-- START OF EXTRACT --

Thursday, April 20, 2023

Postgres: ERROR: this node should be a standby

On a standby node, while performing a clone. I am receiving an error. So, I am on Standby and nothing's incorrectly done on the repmgr.conf either.

 repmgr -h 10.18.10.11 -U repmgr -d repmgr -f repmgr.conf standby clone



[postgres@center-2 ~]$ repmgr -f repmgr.conf standby register -F
INFO: connecting to local node "centos-2" (ID: 2)
ERROR: this node should be a standby (host=10.18.10.11 port=5432 dbname=repmgr user=repmgr)

Reason the clone was done without the-F parameter. It should be done with -F to overwrite the original. The error definitely bogus.

repmgr -h 10.18.10.11 -U repmgr -d repmgr -f /var/lib/pgsql/repmgr.conf standby clone -F

Postgresql: Setup and configuring Postgresql Replication Manager (Repmgr)

-- END OF EXTRACT --

**TASK 1**
Repeat the passage of the post on the repmgr standby error that opens with the words containing "On a standby" and closes with "error definitely bogus.".
**TASK 2**
According to the post on the repmgr standby error, which parameter should the standby clone have been run with?
The lines that come next are taken from a source other than the post.

-- START OF SOURCE EXCERPT --

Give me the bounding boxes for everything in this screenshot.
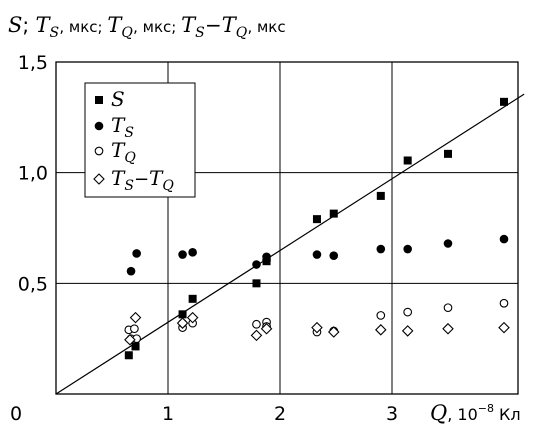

-- END OF SOURCE EXCERPT --

**WRITTEN REPLY 1**
On a standby node, while performing a clone. I am receiving an error. So, I am on Standby and nothing's incorrectly done on the repmgr.conf either.

 repmgr -h 10.18.10.11 -U repmgr -d repmgr -f repmgr.conf standby clone



[postgres@center-2 ~]$ repmgr -f repmgr.conf standby register -F
INFO: connecting to local node "centos-2" (ID: 2)
ERROR: this node should be a standby (host=10.18.10.11 port=5432 dbname=repmgr user=repmgr)

Reason the clone was done without the-F parameter. It should be done with -F to overwrite the original. The error definitely bogus.

**WRITTEN REPLY 2**
The -F parameter, so that it overwrites the original.